[Box coordinate lists]
****

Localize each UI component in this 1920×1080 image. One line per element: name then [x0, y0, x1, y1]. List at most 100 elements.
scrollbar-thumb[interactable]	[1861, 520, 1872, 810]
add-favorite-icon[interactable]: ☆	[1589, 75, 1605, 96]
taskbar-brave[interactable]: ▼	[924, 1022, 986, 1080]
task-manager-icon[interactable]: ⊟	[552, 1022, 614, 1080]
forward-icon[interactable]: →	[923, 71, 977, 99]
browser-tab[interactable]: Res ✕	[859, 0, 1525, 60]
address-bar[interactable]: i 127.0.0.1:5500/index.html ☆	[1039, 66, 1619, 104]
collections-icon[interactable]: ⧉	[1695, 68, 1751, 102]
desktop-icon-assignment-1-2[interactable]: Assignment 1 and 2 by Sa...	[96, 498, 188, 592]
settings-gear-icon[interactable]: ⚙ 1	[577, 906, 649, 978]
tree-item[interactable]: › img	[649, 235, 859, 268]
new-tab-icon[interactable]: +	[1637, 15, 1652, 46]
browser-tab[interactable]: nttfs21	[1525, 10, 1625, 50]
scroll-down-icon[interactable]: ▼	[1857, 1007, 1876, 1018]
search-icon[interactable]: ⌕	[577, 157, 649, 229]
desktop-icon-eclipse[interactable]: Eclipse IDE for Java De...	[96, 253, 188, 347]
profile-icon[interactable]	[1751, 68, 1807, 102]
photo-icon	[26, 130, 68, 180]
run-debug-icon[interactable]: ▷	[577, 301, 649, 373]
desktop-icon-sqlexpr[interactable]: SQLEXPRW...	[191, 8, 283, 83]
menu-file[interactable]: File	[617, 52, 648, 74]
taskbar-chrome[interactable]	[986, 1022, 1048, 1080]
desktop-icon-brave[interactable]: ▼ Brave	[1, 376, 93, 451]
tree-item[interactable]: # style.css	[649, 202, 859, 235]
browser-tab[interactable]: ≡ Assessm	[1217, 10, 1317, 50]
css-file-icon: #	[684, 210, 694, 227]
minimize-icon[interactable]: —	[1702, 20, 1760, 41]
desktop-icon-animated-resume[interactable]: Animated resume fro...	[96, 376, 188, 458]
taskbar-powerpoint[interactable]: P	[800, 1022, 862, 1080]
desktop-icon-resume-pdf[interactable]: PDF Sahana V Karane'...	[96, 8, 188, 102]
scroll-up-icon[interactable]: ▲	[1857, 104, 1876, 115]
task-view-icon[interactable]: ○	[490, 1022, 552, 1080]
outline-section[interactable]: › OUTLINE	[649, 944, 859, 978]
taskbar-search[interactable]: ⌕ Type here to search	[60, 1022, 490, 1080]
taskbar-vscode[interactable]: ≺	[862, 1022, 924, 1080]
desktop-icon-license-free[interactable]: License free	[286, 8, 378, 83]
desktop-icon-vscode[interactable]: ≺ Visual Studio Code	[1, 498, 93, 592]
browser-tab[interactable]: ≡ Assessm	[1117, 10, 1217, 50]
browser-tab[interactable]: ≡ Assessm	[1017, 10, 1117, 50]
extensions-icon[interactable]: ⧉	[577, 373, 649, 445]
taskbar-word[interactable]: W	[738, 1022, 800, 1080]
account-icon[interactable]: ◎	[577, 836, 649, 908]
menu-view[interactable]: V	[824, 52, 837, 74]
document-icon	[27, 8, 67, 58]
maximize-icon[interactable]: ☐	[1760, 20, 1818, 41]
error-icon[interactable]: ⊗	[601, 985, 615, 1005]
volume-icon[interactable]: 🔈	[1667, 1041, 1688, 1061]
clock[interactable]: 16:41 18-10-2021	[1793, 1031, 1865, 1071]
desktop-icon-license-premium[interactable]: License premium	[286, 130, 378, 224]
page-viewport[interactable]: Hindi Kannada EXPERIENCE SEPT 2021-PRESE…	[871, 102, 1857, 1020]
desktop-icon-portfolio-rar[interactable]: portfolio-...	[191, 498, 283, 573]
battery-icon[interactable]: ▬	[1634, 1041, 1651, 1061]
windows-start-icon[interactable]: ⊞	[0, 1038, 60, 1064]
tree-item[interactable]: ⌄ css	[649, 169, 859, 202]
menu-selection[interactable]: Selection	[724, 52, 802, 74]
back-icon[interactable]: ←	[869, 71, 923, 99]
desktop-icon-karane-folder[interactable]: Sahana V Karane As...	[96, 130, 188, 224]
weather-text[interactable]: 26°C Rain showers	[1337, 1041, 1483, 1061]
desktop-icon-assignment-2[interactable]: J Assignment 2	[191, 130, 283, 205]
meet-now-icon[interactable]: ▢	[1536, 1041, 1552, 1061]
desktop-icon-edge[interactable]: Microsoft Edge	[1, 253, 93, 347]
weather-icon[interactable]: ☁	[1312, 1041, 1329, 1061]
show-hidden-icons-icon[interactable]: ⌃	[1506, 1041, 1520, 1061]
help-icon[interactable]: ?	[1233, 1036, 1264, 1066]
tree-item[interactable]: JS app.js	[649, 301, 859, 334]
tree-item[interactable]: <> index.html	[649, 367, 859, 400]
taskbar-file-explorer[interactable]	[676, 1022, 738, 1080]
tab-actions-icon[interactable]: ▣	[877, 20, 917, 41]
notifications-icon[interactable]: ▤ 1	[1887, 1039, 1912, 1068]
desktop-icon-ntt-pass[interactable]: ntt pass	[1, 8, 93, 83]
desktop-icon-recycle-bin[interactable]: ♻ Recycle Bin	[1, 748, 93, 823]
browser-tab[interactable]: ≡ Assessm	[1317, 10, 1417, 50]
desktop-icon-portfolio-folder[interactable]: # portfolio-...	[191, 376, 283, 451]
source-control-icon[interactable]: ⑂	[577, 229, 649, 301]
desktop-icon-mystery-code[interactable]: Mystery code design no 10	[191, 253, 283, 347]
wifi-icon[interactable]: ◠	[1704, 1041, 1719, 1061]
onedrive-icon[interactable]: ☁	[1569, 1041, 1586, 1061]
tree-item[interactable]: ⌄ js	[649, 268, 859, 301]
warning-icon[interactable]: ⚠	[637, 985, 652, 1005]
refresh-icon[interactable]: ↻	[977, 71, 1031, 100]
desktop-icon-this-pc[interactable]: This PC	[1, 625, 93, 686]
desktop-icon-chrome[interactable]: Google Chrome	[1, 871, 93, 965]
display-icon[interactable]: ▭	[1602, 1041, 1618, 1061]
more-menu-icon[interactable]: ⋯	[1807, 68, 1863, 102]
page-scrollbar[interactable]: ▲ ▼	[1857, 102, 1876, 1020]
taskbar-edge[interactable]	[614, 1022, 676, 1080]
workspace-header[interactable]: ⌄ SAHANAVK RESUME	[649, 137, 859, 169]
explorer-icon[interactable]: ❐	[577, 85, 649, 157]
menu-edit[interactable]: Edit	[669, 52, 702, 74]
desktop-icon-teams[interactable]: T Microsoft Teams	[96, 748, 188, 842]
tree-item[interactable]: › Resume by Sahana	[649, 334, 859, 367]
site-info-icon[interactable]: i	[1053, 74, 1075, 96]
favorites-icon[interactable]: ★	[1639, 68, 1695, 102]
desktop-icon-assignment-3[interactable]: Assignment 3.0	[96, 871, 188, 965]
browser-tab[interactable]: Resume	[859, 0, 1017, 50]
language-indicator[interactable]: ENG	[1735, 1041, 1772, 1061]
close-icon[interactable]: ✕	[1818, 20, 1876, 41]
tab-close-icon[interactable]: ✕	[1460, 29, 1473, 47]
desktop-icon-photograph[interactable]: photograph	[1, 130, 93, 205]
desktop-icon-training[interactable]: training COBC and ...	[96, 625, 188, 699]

****

Copy the rows above word for word, starting at the first line and ending at the line that contains "75, 1605, 96]", with both of those lines included.

Localize each UI component in this 1920×1080 image. One line per element: name then [x0, y0, x1, y1]. List at most 100 elements.
scrollbar-thumb[interactable]	[1861, 520, 1872, 810]
add-favorite-icon[interactable]: ☆	[1589, 75, 1605, 96]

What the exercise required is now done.